SET PROBLEM: Where a line holds the string "type", return that line.

(Extracts from a graphics dataset)
○ ○ ○ ○ ○
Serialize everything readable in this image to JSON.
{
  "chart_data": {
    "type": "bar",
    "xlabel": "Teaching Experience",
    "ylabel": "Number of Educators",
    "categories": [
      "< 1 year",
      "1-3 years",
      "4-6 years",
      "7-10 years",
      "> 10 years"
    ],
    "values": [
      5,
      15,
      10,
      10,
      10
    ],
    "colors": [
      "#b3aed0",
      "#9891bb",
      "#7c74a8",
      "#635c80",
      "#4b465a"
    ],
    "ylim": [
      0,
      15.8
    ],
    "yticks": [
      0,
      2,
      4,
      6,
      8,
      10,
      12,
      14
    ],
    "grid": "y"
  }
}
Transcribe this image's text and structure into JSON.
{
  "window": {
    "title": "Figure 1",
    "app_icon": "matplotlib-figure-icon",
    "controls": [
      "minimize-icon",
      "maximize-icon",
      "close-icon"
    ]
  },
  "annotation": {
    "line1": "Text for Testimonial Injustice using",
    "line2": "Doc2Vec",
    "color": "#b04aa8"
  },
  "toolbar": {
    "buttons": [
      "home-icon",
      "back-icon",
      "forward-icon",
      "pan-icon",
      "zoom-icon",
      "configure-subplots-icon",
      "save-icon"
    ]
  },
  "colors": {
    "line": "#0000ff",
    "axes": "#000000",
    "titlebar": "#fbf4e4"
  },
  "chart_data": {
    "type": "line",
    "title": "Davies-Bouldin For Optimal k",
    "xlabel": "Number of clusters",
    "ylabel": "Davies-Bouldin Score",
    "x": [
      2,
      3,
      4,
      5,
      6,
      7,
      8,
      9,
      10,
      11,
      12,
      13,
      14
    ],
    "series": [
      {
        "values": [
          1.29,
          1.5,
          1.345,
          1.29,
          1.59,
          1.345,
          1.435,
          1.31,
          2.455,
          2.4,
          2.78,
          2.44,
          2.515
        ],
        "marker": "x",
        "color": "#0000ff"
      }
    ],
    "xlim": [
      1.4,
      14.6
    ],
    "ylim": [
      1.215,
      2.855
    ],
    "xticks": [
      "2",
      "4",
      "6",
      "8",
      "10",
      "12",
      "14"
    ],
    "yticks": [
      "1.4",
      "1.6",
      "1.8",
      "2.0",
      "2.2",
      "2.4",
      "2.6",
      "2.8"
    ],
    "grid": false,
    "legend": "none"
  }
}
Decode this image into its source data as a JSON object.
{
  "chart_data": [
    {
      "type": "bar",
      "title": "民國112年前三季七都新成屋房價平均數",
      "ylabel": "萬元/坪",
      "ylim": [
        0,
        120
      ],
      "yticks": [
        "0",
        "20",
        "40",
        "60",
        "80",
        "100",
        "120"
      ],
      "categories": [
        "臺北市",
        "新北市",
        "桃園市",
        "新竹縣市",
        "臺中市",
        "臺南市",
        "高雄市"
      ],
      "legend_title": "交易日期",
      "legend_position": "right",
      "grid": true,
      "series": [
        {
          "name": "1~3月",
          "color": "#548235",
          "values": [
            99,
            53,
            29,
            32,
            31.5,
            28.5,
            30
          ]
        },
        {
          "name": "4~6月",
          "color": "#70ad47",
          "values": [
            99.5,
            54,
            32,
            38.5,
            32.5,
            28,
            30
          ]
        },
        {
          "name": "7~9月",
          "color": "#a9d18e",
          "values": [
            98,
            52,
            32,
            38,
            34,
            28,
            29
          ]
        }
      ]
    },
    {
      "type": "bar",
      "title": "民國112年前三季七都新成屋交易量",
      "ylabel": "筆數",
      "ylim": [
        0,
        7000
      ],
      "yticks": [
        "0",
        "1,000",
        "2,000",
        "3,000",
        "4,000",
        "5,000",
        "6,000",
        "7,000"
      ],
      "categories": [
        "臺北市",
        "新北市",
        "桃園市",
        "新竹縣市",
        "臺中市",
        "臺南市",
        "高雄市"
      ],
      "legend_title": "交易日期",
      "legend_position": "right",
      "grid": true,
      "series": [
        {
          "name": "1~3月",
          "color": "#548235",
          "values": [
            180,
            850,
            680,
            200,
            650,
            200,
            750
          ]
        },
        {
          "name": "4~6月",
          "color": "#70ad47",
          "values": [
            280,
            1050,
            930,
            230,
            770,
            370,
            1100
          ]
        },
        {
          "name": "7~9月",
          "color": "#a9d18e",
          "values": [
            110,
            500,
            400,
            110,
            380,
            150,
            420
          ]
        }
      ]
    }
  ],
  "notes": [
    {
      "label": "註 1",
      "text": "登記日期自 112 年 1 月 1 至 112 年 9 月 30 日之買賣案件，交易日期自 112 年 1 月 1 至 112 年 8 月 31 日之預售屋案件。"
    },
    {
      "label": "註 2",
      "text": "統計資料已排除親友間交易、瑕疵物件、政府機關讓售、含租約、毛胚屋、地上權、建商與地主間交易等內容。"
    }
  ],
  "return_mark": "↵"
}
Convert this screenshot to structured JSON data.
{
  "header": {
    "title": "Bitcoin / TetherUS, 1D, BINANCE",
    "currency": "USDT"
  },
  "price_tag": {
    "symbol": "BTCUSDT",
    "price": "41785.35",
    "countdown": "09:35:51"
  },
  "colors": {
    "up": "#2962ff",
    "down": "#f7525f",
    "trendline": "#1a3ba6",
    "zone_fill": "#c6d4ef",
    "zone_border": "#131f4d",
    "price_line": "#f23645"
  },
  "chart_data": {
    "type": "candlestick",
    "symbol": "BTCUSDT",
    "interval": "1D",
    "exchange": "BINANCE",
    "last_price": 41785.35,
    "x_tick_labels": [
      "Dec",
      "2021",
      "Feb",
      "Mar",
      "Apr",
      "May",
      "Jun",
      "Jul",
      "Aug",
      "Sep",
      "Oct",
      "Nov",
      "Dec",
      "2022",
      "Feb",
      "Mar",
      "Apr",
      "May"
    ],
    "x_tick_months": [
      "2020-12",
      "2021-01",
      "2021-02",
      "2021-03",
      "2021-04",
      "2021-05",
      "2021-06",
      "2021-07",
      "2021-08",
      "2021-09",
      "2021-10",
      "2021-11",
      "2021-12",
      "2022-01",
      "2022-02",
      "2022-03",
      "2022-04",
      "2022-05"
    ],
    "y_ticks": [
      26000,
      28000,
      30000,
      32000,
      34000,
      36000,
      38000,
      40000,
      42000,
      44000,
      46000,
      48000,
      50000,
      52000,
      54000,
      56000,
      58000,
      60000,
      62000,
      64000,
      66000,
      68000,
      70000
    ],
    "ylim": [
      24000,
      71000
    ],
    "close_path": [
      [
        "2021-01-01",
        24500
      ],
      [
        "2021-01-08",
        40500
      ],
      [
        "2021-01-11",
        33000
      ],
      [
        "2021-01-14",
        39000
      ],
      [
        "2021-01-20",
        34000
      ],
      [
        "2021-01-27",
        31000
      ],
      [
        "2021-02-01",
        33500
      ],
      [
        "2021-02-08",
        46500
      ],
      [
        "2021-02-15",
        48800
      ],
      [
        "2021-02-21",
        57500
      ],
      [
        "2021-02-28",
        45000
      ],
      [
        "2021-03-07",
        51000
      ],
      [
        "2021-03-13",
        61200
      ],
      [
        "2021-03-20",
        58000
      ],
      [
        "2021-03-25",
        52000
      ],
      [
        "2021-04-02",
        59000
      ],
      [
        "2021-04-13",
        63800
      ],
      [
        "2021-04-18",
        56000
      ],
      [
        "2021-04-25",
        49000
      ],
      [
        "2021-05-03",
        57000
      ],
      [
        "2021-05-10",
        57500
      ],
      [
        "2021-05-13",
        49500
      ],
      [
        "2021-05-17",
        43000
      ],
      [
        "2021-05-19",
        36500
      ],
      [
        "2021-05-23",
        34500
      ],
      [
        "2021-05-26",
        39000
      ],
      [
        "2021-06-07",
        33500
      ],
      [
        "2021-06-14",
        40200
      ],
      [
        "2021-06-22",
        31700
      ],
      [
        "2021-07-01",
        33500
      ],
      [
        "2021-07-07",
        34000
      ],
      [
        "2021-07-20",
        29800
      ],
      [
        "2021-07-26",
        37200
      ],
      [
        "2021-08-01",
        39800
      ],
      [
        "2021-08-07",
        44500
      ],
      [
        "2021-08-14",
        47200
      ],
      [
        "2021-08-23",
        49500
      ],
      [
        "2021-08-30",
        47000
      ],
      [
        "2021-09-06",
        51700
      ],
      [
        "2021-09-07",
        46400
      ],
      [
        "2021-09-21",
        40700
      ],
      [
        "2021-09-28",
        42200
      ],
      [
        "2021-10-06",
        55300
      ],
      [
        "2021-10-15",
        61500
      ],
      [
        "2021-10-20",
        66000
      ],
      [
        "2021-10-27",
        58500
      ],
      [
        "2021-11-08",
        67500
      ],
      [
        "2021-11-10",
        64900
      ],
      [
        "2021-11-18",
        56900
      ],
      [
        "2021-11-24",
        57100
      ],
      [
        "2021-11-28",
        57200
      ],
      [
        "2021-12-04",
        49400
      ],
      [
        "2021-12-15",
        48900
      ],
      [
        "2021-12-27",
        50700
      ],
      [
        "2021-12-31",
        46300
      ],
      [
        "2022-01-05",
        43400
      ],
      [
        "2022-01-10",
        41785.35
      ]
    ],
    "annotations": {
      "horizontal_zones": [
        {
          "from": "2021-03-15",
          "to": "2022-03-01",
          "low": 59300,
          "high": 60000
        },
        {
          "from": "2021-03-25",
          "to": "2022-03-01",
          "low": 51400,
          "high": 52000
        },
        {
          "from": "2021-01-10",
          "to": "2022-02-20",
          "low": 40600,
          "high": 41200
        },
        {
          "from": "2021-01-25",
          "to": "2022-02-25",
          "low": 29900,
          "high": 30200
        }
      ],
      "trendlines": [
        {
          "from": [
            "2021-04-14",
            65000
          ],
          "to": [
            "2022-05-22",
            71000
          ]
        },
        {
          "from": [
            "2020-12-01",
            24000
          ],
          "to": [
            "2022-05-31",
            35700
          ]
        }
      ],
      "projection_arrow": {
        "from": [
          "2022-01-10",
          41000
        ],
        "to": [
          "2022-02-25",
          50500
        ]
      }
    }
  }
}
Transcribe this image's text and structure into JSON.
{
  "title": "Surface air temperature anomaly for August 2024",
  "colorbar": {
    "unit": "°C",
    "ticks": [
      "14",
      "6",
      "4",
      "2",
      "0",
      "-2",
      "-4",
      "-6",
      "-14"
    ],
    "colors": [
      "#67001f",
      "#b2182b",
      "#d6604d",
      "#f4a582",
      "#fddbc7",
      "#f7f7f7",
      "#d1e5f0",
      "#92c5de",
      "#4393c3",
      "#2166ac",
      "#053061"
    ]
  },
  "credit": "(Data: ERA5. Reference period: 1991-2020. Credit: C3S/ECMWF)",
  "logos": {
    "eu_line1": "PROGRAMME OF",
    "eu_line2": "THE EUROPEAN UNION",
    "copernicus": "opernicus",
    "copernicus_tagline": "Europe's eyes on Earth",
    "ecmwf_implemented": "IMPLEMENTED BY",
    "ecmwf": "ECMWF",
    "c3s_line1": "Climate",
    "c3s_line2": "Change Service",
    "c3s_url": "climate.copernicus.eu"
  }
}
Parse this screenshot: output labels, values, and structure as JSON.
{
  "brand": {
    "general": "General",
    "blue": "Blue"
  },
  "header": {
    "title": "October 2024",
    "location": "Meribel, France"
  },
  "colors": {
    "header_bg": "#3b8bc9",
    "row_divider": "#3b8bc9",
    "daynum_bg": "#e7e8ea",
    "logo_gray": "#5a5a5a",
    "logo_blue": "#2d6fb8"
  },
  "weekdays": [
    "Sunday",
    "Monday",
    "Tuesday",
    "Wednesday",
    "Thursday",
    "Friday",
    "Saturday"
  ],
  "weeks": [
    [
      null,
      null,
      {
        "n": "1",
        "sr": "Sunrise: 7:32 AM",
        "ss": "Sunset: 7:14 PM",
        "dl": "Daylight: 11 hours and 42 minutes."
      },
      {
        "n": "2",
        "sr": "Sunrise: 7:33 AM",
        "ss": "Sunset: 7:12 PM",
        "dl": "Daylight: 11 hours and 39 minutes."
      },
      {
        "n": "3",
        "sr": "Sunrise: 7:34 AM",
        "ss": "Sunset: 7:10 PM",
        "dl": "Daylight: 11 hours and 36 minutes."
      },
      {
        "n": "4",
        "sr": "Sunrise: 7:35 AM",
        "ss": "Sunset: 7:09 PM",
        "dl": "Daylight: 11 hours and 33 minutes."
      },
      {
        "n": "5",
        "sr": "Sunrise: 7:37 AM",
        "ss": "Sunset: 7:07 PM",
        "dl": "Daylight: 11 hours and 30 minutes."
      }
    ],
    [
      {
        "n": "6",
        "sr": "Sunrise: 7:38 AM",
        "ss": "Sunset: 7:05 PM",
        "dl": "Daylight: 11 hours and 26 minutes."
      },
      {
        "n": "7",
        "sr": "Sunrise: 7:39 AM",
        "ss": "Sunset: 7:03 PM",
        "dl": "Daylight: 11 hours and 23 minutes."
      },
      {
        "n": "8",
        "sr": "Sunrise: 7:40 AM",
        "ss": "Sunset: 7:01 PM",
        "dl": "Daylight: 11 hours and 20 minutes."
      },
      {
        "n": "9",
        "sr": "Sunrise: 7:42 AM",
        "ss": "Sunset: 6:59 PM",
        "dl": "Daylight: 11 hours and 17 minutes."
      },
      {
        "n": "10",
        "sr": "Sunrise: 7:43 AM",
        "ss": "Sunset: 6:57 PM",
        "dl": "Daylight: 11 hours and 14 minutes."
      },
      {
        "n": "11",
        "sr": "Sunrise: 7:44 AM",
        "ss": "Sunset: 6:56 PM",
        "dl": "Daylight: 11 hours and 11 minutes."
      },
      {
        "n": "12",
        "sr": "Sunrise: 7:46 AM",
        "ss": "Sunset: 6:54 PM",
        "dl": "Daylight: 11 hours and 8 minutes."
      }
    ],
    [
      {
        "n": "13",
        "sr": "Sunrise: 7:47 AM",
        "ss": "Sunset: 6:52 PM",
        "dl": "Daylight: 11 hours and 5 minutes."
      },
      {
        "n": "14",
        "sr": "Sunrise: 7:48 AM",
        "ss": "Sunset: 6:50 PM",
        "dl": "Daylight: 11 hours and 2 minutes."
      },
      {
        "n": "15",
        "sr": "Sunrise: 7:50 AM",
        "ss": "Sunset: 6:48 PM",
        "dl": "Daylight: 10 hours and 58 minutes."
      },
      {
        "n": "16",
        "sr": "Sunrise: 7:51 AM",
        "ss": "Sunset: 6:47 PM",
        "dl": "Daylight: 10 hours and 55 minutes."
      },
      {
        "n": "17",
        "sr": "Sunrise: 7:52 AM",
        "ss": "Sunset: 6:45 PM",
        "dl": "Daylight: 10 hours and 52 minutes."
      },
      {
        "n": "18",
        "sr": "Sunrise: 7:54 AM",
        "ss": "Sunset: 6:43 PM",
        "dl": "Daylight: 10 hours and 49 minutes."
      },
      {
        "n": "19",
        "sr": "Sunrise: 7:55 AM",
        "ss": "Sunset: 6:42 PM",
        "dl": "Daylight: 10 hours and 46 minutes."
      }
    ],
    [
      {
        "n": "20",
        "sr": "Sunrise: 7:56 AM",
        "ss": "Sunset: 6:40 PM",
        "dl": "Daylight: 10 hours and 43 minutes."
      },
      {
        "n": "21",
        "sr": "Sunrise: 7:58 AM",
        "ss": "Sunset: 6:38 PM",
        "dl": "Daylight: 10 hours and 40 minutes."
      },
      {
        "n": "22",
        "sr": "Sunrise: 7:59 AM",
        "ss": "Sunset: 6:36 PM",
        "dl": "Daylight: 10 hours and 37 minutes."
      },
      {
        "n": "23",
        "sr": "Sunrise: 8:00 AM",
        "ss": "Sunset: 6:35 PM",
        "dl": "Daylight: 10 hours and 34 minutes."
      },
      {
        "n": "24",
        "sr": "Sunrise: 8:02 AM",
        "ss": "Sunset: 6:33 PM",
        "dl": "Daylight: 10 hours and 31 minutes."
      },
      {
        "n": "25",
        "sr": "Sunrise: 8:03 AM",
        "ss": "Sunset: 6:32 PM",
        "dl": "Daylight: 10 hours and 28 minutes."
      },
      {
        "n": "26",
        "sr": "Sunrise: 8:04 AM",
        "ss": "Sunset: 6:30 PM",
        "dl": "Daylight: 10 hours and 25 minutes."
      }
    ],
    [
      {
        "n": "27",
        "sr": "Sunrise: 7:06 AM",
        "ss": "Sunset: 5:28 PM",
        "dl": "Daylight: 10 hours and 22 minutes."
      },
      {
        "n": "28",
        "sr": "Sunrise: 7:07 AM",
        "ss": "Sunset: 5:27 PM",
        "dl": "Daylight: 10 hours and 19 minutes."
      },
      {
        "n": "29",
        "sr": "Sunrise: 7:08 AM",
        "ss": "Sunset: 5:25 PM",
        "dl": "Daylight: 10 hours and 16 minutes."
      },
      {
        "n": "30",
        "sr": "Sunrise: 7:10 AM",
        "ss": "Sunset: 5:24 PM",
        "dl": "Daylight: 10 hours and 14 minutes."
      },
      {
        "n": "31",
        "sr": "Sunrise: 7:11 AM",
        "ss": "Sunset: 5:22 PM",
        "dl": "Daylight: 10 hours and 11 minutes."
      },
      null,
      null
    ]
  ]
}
○ ○ ○ ○ ○
SOLUTION BELOW:
    "type": "bar",
    "type": "line",
      "type": "bar",
      "type": "bar",
    "type": "candlestick",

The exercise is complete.